WHAT IS BEING ASKED => Scan the records for the string "Oosterhout"; copy each line where it occurs.
____
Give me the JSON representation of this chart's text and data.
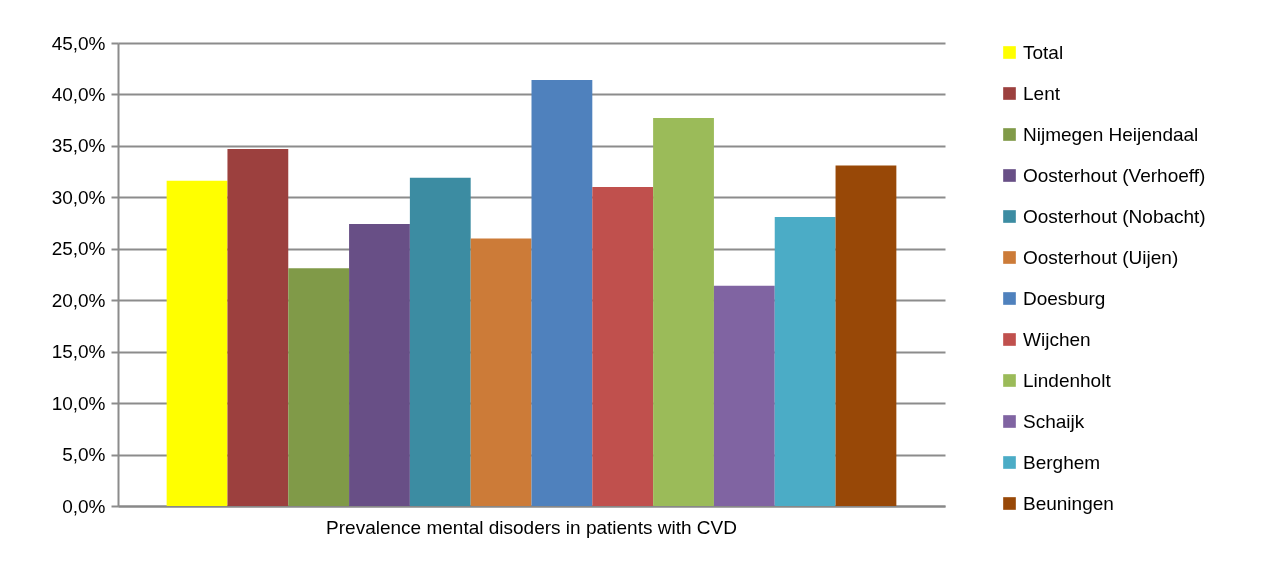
{
  "chart_data": {
    "type": "bar",
    "categories": [
      "Prevalence mental disoders in patients with CVD"
    ],
    "series": [
      {
        "name": "Total",
        "color": "#ffff00",
        "values": [
          31.6
        ]
      },
      {
        "name": "Lent",
        "color": "#9c403e",
        "values": [
          34.7
        ]
      },
      {
        "name": "Nijmegen Heijendaal",
        "color": "#809a48",
        "values": [
          23.1
        ]
      },
      {
        "name": "Oosterhout (Verhoeff)",
        "color": "#684f86",
        "values": [
          27.4
        ]
      },
      {
        "name": "Oosterhout (Nobacht)",
        "color": "#3c8ca2",
        "values": [
          31.9
        ]
      },
      {
        "name": "Oosterhout (Uijen)",
        "color": "#cc7b38",
        "values": [
          26.0
        ]
      },
      {
        "name": "Doesburg",
        "color": "#4f81bd",
        "values": [
          41.4
        ]
      },
      {
        "name": "Wijchen",
        "color": "#c0504d",
        "values": [
          31.0
        ]
      },
      {
        "name": "Lindenholt",
        "color": "#9bbb59",
        "values": [
          37.7
        ]
      },
      {
        "name": "Schaijk",
        "color": "#8064a2",
        "values": [
          21.4
        ]
      },
      {
        "name": "Berghem",
        "color": "#4bacc6",
        "values": [
          28.1
        ]
      },
      {
        "name": "Beuningen",
        "color": "#984807",
        "values": [
          33.1
        ]
      }
    ],
    "ylim": [
      0,
      45
    ],
    "yticks": [
      {
        "value": 0,
        "label": "0,0%"
      },
      {
        "value": 5,
        "label": "5,0%"
      },
      {
        "value": 10,
        "label": "10,0%"
      },
      {
        "value": 15,
        "label": "15,0%"
      },
      {
        "value": 20,
        "label": "20,0%"
      },
      {
        "value": 25,
        "label": "25,0%"
      },
      {
        "value": 30,
        "label": "30,0%"
      },
      {
        "value": 35,
        "label": "35,0%"
      },
      {
        "value": 40,
        "label": "40,0%"
      },
      {
        "value": 45,
        "label": "45,0%"
      }
    ],
    "grid": "y",
    "legend": "right"
  }
}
____
WRITTEN SOLUTION =>
        "name": "Oosterhout (Verhoeff)",
        "name": "Oosterhout (Nobacht)",
        "name": "Oosterhout (Uijen)",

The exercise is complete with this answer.